DIRECTIONS FOR THIS TASK:
Could you print every record below exactly as it appears?

MATERIAL PROVIDED:
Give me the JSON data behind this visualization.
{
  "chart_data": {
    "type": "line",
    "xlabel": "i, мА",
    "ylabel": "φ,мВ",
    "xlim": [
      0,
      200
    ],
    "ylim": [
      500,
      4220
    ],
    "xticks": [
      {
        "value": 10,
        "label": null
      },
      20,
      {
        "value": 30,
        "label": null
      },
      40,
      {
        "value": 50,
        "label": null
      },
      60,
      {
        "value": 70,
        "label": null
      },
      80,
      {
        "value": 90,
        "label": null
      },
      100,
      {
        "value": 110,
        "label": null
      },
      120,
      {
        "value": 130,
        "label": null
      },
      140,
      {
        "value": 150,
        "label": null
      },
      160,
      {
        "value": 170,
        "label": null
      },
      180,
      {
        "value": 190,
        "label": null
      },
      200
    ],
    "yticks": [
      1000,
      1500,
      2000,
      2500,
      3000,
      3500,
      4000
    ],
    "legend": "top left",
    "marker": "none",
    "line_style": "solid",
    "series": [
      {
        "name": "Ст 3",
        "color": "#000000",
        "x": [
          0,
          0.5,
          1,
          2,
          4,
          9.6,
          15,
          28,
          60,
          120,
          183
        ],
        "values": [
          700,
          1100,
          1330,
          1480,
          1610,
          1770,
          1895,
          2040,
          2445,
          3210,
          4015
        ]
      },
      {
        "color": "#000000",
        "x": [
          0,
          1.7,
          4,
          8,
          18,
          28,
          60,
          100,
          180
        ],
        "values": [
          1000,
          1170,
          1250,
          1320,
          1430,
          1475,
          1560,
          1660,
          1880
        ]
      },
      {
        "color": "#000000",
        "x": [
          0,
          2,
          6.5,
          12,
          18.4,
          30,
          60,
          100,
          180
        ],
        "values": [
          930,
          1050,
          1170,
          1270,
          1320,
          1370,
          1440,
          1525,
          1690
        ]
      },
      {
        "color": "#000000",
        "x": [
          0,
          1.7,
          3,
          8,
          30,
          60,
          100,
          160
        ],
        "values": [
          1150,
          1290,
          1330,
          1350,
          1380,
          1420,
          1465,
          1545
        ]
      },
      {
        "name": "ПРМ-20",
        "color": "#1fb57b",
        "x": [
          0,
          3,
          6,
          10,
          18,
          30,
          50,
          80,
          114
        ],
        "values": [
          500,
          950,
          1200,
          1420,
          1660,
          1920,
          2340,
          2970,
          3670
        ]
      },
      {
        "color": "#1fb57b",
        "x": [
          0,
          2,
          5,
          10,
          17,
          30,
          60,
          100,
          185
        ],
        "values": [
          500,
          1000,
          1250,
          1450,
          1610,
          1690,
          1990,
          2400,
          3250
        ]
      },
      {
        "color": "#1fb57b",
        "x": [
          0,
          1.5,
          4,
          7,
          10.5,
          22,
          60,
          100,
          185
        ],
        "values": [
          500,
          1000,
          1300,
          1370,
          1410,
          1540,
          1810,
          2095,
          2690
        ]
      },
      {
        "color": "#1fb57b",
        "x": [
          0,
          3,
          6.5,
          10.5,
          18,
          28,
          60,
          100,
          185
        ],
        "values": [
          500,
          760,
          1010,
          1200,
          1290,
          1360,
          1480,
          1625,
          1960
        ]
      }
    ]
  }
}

EXERCISE OUTPUT:
Give me the JSON data behind this visualization.
{
  "chart_data": {
    "type": "line",
    "xlabel": "i, мА",
    "ylabel": "φ,мВ",
    "xlim": [
      0,
      200
    ],
    "ylim": [
      500,
      4220
    ],
    "xticks": [
      {
        "value": 10,
        "label": null
      },
      20,
      {
        "value": 30,
        "label": null
      },
      40,
      {
        "value": 50,
        "label": null
      },
      60,
      {
        "value": 70,
        "label": null
      },
      80,
      {
        "value": 90,
        "label": null
      },
      100,
      {
        "value": 110,
        "label": null
      },
      120,
      {
        "value": 130,
        "label": null
      },
      140,
      {
        "value": 150,
        "label": null
      },
      160,
      {
        "value": 170,
        "label": null
      },
      180,
      {
        "value": 190,
        "label": null
      },
      200
    ],
    "yticks": [
      1000,
      1500,
      2000,
      2500,
      3000,
      3500,
      4000
    ],
    "legend": "top left",
    "marker": "none",
    "line_style": "solid",
    "series": [
      {
        "name": "Ст 3",
        "color": "#000000",
        "x": [
          0,
          0.5,
          1,
          2,
          4,
          9.6,
          15,
          28,
          60,
          120,
          183
        ],
        "values": [
          700,
          1100,
          1330,
          1480,
          1610,
          1770,
          1895,
          2040,
          2445,
          3210,
          4015
        ]
      },
      {
        "color": "#000000",
        "x": [
          0,
          1.7,
          4,
          8,
          18,
          28,
          60,
          100,
          180
        ],
        "values": [
          1000,
          1170,
          1250,
          1320,
          1430,
          1475,
          1560,
          1660,
          1880
        ]
      },
      {
        "color": "#000000",
        "x": [
          0,
          2,
          6.5,
          12,
          18.4,
          30,
          60,
          100,
          180
        ],
        "values": [
          930,
          1050,
          1170,
          1270,
          1320,
          1370,
          1440,
          1525,
          1690
        ]
      },
      {
        "color": "#000000",
        "x": [
          0,
          1.7,
          3,
          8,
          30,
          60,
          100,
          160
        ],
        "values": [
          1150,
          1290,
          1330,
          1350,
          1380,
          1420,
          1465,
          1545
        ]
      },
      {
        "name": "ПРМ-20",
        "color": "#1fb57b",
        "x": [
          0,
          3,
          6,
          10,
          18,
          30,
          50,
          80,
          114
        ],
        "values": [
          500,
          950,
          1200,
          1420,
          1660,
          1920,
          2340,
          2970,
          3670
        ]
      },
      {
        "color": "#1fb57b",
        "x": [
          0,
          2,
          5,
          10,
          17,
          30,
          60,
          100,
          185
        ],
        "values": [
          500,
          1000,
          1250,
          1450,
          1610,
          1690,
          1990,
          2400,
          3250
        ]
      },
      {
        "color": "#1fb57b",
        "x": [
          0,
          1.5,
          4,
          7,
          10.5,
          22,
          60,
          100,
          185
        ],
        "values": [
          500,
          1000,
          1300,
          1370,
          1410,
          1540,
          1810,
          2095,
          2690
        ]
      },
      {
        "color": "#1fb57b",
        "x": [
          0,
          3,
          6.5,
          10.5,
          18,
          28,
          60,
          100,
          185
        ],
        "values": [
          500,
          760,
          1010,
          1200,
          1290,
          1360,
          1480,
          1625,
          1960
        ]
      }
    ]
  }
}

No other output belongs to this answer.